> Extracted information
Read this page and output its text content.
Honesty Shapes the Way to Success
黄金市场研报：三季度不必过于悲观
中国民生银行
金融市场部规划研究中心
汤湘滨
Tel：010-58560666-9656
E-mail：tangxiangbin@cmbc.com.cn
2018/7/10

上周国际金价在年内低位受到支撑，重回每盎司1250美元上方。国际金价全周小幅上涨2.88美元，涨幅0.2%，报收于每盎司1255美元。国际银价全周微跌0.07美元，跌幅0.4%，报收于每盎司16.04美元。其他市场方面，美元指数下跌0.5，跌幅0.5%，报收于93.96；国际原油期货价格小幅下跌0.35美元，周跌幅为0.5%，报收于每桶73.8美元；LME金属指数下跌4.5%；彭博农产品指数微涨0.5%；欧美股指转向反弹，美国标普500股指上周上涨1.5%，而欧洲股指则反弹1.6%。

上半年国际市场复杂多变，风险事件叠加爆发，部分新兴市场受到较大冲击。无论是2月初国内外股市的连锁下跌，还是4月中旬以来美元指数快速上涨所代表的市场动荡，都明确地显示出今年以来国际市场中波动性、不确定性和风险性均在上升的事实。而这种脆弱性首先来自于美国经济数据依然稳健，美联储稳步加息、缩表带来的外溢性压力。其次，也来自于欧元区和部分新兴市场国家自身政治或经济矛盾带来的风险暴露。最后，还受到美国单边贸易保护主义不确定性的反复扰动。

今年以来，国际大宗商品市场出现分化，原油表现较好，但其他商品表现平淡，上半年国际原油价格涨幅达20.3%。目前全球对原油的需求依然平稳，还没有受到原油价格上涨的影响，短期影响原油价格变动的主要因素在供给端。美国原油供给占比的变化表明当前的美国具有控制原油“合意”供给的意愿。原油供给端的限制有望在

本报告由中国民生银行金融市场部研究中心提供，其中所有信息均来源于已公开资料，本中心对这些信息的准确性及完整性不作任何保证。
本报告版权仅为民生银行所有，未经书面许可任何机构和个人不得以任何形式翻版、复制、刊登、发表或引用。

> Task requirements
Return the material in full, exactly as shown.

> Solution for this problem
Read this page and output its text content.
Honesty Shapes the Way to Success
黄金市场研报：三季度不必过于悲观
中国民生银行
金融市场部规划研究中心
汤湘滨
Tel：010-58560666-9656
E-mail：tangxiangbin@cmbc.com.cn
2018/7/10

上周国际金价在年内低位受到支撑，重回每盎司1250美元上方。国际金价全周小幅上涨2.88美元，涨幅0.2%，报收于每盎司1255美元。国际银价全周微跌0.07美元，跌幅0.4%，报收于每盎司16.04美元。其他市场方面，美元指数下跌0.5，跌幅0.5%，报收于93.96；国际原油期货价格小幅下跌0.35美元，周跌幅为0.5%，报收于每桶73.8美元；LME金属指数下跌4.5%；彭博农产品指数微涨0.5%；欧美股指转向反弹，美国标普500股指上周上涨1.5%，而欧洲股指则反弹1.6%。

上半年国际市场复杂多变，风险事件叠加爆发，部分新兴市场受到较大冲击。无论是2月初国内外股市的连锁下跌，还是4月中旬以来美元指数快速上涨所代表的市场动荡，都明确地显示出今年以来国际市场中波动性、不确定性和风险性均在上升的事实。而这种脆弱性首先来自于美国经济数据依然稳健，美联储稳步加息、缩表带来的外溢性压力。其次，也来自于欧元区和部分新兴市场国家自身政治或经济矛盾带来的风险暴露。最后，还受到美国单边贸易保护主义不确定性的反复扰动。

今年以来，国际大宗商品市场出现分化，原油表现较好，但其他商品表现平淡，上半年国际原油价格涨幅达20.3%。目前全球对原油的需求依然平稳，还没有受到原油价格上涨的影响，短期影响原油价格变动的主要因素在供给端。美国原油供给占比的变化表明当前的美国具有控制原油“合意”供给的意愿。原油供给端的限制有望在

本报告由中国民生银行金融市场部研究中心提供，其中所有信息均来源于已公开资料，本中心对这些信息的准确性及完整性不作任何保证。
本报告版权仅为民生银行所有，未经书面许可任何机构和个人不得以任何形式翻版、复制、刊登、发表或引用。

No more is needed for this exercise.